• _The problem_: Leaving out all images, write out the records that follow exactly.

====================

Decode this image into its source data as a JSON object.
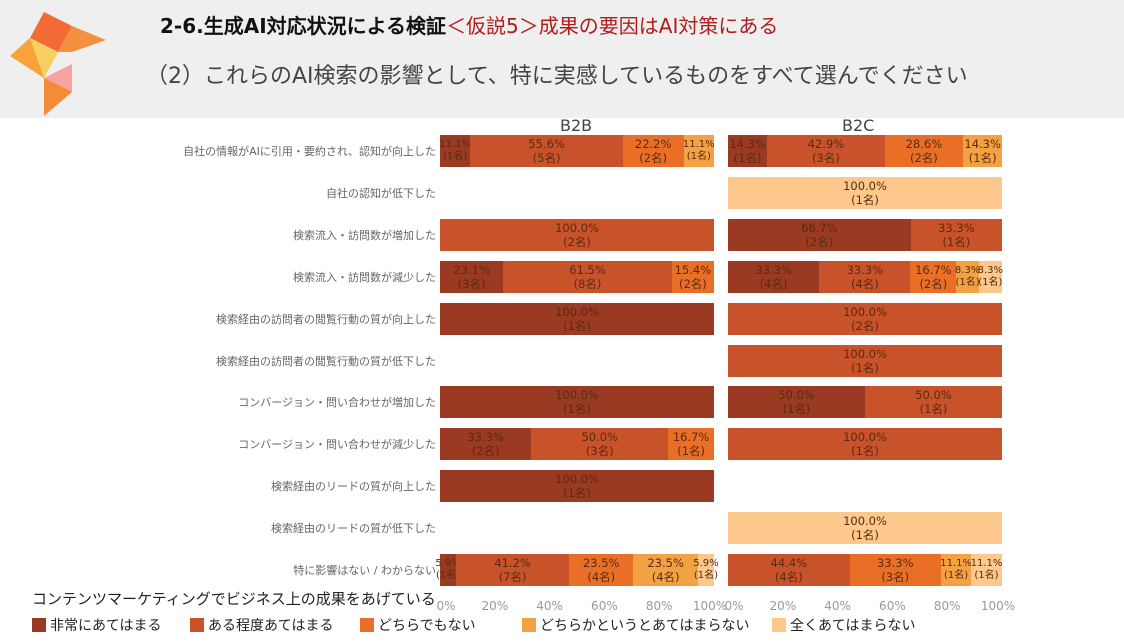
{
  "header": {
    "title_main": "2-6.生成AI対応状況による検証",
    "title_accent": "＜仮説5＞成果の要因はAI対策にある",
    "subtitle": "（2）これらのAI検索の影響として、特に実感しているものをすべて選んでください"
  },
  "chart_data": {
    "type": "bar",
    "stacked": "100%",
    "orientation": "horizontal",
    "panels": [
      "B2B",
      "B2C"
    ],
    "xlabel": "コンテンツマーケティングでビジネス上の成果をあげている",
    "xlim": [
      0,
      100
    ],
    "ticks": [
      "0%",
      "20%",
      "40%",
      "60%",
      "80%",
      "100%"
    ],
    "legend_position": "bottom",
    "legend": [
      "非常にあてはまる",
      "ある程度あてはまる",
      "どちらでもない",
      "どちらかというとあてはまらない",
      "全くあてはまらない"
    ],
    "colors": [
      "#9b3a22",
      "#c8522a",
      "#ea6f26",
      "#f3a243",
      "#fcc88c"
    ],
    "categories": [
      "自社の情報がAIに引用・要約され、認知が向上した",
      "自社の認知が低下した",
      "検索流入・訪問数が増加した",
      "検索流入・訪問数が減少した",
      "検索経由の訪問者の閲覧行動の質が向上した",
      "検索経由の訪問者の閲覧行動の質が低下した",
      "コンバージョン・問い合わせが増加した",
      "コンバージョン・問い合わせが減少した",
      "検索経由のリードの質が向上した",
      "検索経由のリードの質が低下した",
      "特に影響はない / わからない"
    ],
    "rows": [
      {
        "B2B": [
          [
            0,
            11.1,
            "11.1%",
            "(1名)"
          ],
          [
            1,
            55.6,
            "55.6%",
            "(5名)"
          ],
          [
            2,
            22.2,
            "22.2%",
            "(2名)"
          ],
          [
            3,
            11.1,
            "11.1%",
            "(1名)"
          ]
        ],
        "B2C": [
          [
            0,
            14.3,
            "14.3%",
            "(1名)"
          ],
          [
            1,
            42.9,
            "42.9%",
            "(3名)"
          ],
          [
            2,
            28.6,
            "28.6%",
            "(2名)"
          ],
          [
            3,
            14.3,
            "14.3%",
            "(1名)"
          ]
        ]
      },
      {
        "B2B": [],
        "B2C": [
          [
            4,
            100,
            "100.0%",
            "(1名)"
          ]
        ]
      },
      {
        "B2B": [
          [
            1,
            100,
            "100.0%",
            "(2名)"
          ]
        ],
        "B2C": [
          [
            0,
            66.7,
            "66.7%",
            "(2名)"
          ],
          [
            1,
            33.3,
            "33.3%",
            "(1名)"
          ]
        ]
      },
      {
        "B2B": [
          [
            0,
            23.1,
            "23.1%",
            "(3名)"
          ],
          [
            1,
            61.5,
            "61.5%",
            "(8名)"
          ],
          [
            2,
            15.4,
            "15.4%",
            "(2名)"
          ]
        ],
        "B2C": [
          [
            0,
            33.3,
            "33.3%",
            "(4名)"
          ],
          [
            1,
            33.3,
            "33.3%",
            "(4名)"
          ],
          [
            2,
            16.7,
            "16.7%",
            "(2名)"
          ],
          [
            3,
            8.3,
            "8.3%",
            "(1名)"
          ],
          [
            4,
            8.3,
            "8.3%",
            "(1名)"
          ]
        ]
      },
      {
        "B2B": [
          [
            0,
            100,
            "100.0%",
            "(1名)"
          ]
        ],
        "B2C": [
          [
            1,
            100,
            "100.0%",
            "(2名)"
          ]
        ]
      },
      {
        "B2B": [],
        "B2C": [
          [
            1,
            100,
            "100.0%",
            "(1名)"
          ]
        ]
      },
      {
        "B2B": [
          [
            0,
            100,
            "100.0%",
            "(1名)"
          ]
        ],
        "B2C": [
          [
            0,
            50,
            "50.0%",
            "(1名)"
          ],
          [
            1,
            50,
            "50.0%",
            "(1名)"
          ]
        ]
      },
      {
        "B2B": [
          [
            0,
            33.3,
            "33.3%",
            "(2名)"
          ],
          [
            1,
            50,
            "50.0%",
            "(3名)"
          ],
          [
            2,
            16.7,
            "16.7%",
            "(1名)"
          ]
        ],
        "B2C": [
          [
            1,
            100,
            "100.0%",
            "(1名)"
          ]
        ]
      },
      {
        "B2B": [
          [
            0,
            100,
            "100.0%",
            "(1名)"
          ]
        ],
        "B2C": []
      },
      {
        "B2B": [],
        "B2C": [
          [
            4,
            100,
            "100.0%",
            "(1名)"
          ]
        ]
      },
      {
        "B2B": [
          [
            0,
            5.9,
            "5.9%",
            "(1名)"
          ],
          [
            1,
            41.2,
            "41.2%",
            "(7名)"
          ],
          [
            2,
            23.5,
            "23.5%",
            "(4名)"
          ],
          [
            3,
            23.5,
            "23.5%",
            "(4名)"
          ],
          [
            4,
            5.9,
            "5.9%",
            "(1名)"
          ]
        ],
        "B2C": [
          [
            1,
            44.4,
            "44.4%",
            "(4名)"
          ],
          [
            2,
            33.3,
            "33.3%",
            "(3名)"
          ],
          [
            3,
            11.1,
            "11.1%",
            "(1名)"
          ],
          [
            4,
            11.1,
            "11.1%",
            "(1名)"
          ]
        ]
      }
    ]
  }
}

====================

• _Task result_:
Decode this image into its source data as a JSON object.
{
  "header": {
    "title_main": "2-6.生成AI対応状況による検証",
    "title_accent": "＜仮説5＞成果の要因はAI対策にある",
    "subtitle": "（2）これらのAI検索の影響として、特に実感しているものをすべて選んでください"
  },
  "chart_data": {
    "type": "bar",
    "stacked": "100%",
    "orientation": "horizontal",
    "panels": [
      "B2B",
      "B2C"
    ],
    "xlabel": "コンテンツマーケティングでビジネス上の成果をあげている",
    "xlim": [
      0,
      100
    ],
    "ticks": [
      "0%",
      "20%",
      "40%",
      "60%",
      "80%",
      "100%"
    ],
    "legend_position": "bottom",
    "legend": [
      "非常にあてはまる",
      "ある程度あてはまる",
      "どちらでもない",
      "どちらかというとあてはまらない",
      "全くあてはまらない"
    ],
    "colors": [
      "#9b3a22",
      "#c8522a",
      "#ea6f26",
      "#f3a243",
      "#fcc88c"
    ],
    "categories": [
      "自社の情報がAIに引用・要約され、認知が向上した",
      "自社の認知が低下した",
      "検索流入・訪問数が増加した",
      "検索流入・訪問数が減少した",
      "検索経由の訪問者の閲覧行動の質が向上した",
      "検索経由の訪問者の閲覧行動の質が低下した",
      "コンバージョン・問い合わせが増加した",
      "コンバージョン・問い合わせが減少した",
      "検索経由のリードの質が向上した",
      "検索経由のリードの質が低下した",
      "特に影響はない / わからない"
    ],
    "rows": [
      {
        "B2B": [
          [
            0,
            11.1,
            "11.1%",
            "(1名)"
          ],
          [
            1,
            55.6,
            "55.6%",
            "(5名)"
          ],
          [
            2,
            22.2,
            "22.2%",
            "(2名)"
          ],
          [
            3,
            11.1,
            "11.1%",
            "(1名)"
          ]
        ],
        "B2C": [
          [
            0,
            14.3,
            "14.3%",
            "(1名)"
          ],
          [
            1,
            42.9,
            "42.9%",
            "(3名)"
          ],
          [
            2,
            28.6,
            "28.6%",
            "(2名)"
          ],
          [
            3,
            14.3,
            "14.3%",
            "(1名)"
          ]
        ]
      },
      {
        "B2B": [],
        "B2C": [
          [
            4,
            100,
            "100.0%",
            "(1名)"
          ]
        ]
      },
      {
        "B2B": [
          [
            1,
            100,
            "100.0%",
            "(2名)"
          ]
        ],
        "B2C": [
          [
            0,
            66.7,
            "66.7%",
            "(2名)"
          ],
          [
            1,
            33.3,
            "33.3%",
            "(1名)"
          ]
        ]
      },
      {
        "B2B": [
          [
            0,
            23.1,
            "23.1%",
            "(3名)"
          ],
          [
            1,
            61.5,
            "61.5%",
            "(8名)"
          ],
          [
            2,
            15.4,
            "15.4%",
            "(2名)"
          ]
        ],
        "B2C": [
          [
            0,
            33.3,
            "33.3%",
            "(4名)"
          ],
          [
            1,
            33.3,
            "33.3%",
            "(4名)"
          ],
          [
            2,
            16.7,
            "16.7%",
            "(2名)"
          ],
          [
            3,
            8.3,
            "8.3%",
            "(1名)"
          ],
          [
            4,
            8.3,
            "8.3%",
            "(1名)"
          ]
        ]
      },
      {
        "B2B": [
          [
            0,
            100,
            "100.0%",
            "(1名)"
          ]
        ],
        "B2C": [
          [
            1,
            100,
            "100.0%",
            "(2名)"
          ]
        ]
      },
      {
        "B2B": [],
        "B2C": [
          [
            1,
            100,
            "100.0%",
            "(1名)"
          ]
        ]
      },
      {
        "B2B": [
          [
            0,
            100,
            "100.0%",
            "(1名)"
          ]
        ],
        "B2C": [
          [
            0,
            50,
            "50.0%",
            "(1名)"
          ],
          [
            1,
            50,
            "50.0%",
            "(1名)"
          ]
        ]
      },
      {
        "B2B": [
          [
            0,
            33.3,
            "33.3%",
            "(2名)"
          ],
          [
            1,
            50,
            "50.0%",
            "(3名)"
          ],
          [
            2,
            16.7,
            "16.7%",
            "(1名)"
          ]
        ],
        "B2C": [
          [
            1,
            100,
            "100.0%",
            "(1名)"
          ]
        ]
      },
      {
        "B2B": [
          [
            0,
            100,
            "100.0%",
            "(1名)"
          ]
        ],
        "B2C": []
      },
      {
        "B2B": [],
        "B2C": [
          [
            4,
            100,
            "100.0%",
            "(1名)"
          ]
        ]
      },
      {
        "B2B": [
          [
            0,
            5.9,
            "5.9%",
            "(1名)"
          ],
          [
            1,
            41.2,
            "41.2%",
            "(7名)"
          ],
          [
            2,
            23.5,
            "23.5%",
            "(4名)"
          ],
          [
            3,
            23.5,
            "23.5%",
            "(4名)"
          ],
          [
            4,
            5.9,
            "5.9%",
            "(1名)"
          ]
        ],
        "B2C": [
          [
            1,
            44.4,
            "44.4%",
            "(4名)"
          ],
          [
            2,
            33.3,
            "33.3%",
            "(3名)"
          ],
          [
            3,
            11.1,
            "11.1%",
            "(1名)"
          ],
          [
            4,
            11.1,
            "11.1%",
            "(1名)"
          ]
        ]
      }
    ]
  }
}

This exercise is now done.